- Exercise directions
In the records below, find each line containing the word "JSON" and copy it.

- Data provided
>>>>

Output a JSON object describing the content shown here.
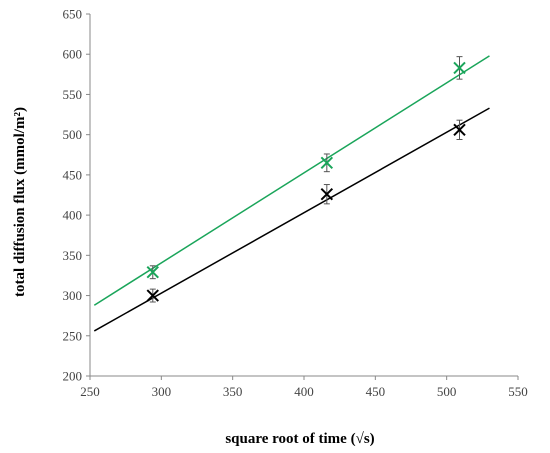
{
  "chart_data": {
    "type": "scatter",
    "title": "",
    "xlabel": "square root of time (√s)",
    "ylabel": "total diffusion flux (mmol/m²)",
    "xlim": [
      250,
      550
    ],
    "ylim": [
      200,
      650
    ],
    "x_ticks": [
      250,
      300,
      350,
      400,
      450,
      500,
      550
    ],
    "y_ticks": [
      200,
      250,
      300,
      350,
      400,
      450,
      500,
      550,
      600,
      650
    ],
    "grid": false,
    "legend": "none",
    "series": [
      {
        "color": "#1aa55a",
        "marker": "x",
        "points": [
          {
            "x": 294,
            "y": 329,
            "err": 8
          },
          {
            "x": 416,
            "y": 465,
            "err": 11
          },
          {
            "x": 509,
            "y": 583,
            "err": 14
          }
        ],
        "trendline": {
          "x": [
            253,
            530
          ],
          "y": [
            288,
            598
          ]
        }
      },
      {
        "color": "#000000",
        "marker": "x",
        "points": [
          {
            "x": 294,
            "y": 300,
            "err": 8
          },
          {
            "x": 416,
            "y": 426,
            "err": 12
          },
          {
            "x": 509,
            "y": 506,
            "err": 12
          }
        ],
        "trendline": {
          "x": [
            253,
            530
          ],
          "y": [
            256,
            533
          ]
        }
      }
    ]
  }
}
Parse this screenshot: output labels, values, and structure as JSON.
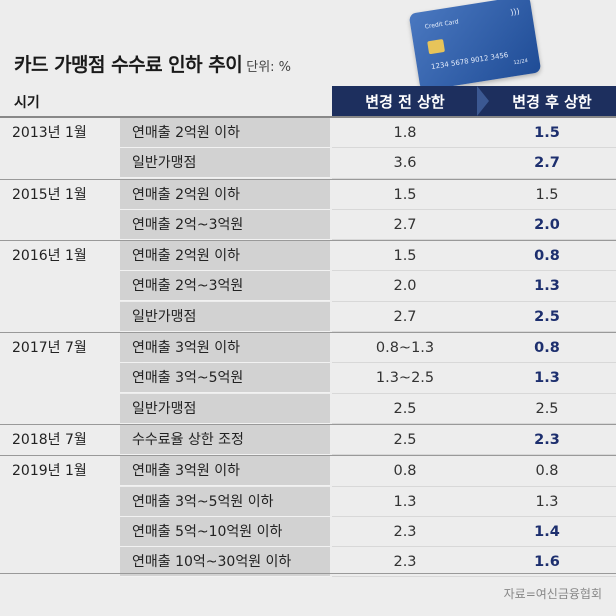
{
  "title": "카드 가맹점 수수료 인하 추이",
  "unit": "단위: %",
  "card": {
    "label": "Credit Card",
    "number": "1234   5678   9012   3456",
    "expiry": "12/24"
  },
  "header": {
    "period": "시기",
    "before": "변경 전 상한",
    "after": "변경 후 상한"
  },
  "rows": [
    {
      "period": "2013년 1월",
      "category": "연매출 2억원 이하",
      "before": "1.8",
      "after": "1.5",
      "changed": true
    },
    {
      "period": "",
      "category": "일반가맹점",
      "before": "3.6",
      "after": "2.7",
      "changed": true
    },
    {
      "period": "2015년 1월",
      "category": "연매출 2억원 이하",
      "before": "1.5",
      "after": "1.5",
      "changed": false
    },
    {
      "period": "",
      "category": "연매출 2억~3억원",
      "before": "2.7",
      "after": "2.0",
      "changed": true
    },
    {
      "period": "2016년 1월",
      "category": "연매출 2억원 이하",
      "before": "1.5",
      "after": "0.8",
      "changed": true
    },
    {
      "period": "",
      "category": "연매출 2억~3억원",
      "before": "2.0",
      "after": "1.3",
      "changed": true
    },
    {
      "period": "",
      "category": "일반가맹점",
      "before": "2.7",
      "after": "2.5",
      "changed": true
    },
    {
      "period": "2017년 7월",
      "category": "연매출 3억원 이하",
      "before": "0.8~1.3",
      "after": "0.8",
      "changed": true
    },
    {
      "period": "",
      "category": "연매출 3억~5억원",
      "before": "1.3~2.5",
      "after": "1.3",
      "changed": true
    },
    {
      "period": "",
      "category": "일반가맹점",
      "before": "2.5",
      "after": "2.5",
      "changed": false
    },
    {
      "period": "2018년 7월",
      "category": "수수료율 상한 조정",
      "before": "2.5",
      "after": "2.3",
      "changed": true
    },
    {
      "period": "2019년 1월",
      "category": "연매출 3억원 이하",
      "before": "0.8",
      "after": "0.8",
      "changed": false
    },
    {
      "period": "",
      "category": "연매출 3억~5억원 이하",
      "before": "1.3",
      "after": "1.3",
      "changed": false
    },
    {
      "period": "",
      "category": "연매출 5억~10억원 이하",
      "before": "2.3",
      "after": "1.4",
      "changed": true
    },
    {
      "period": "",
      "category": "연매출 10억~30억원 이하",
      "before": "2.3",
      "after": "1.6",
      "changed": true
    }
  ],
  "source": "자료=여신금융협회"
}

<<<<

- Written solution
Output a JSON object describing the content shown here.
Parse this screenshot: output labels, values, and structure as JSON.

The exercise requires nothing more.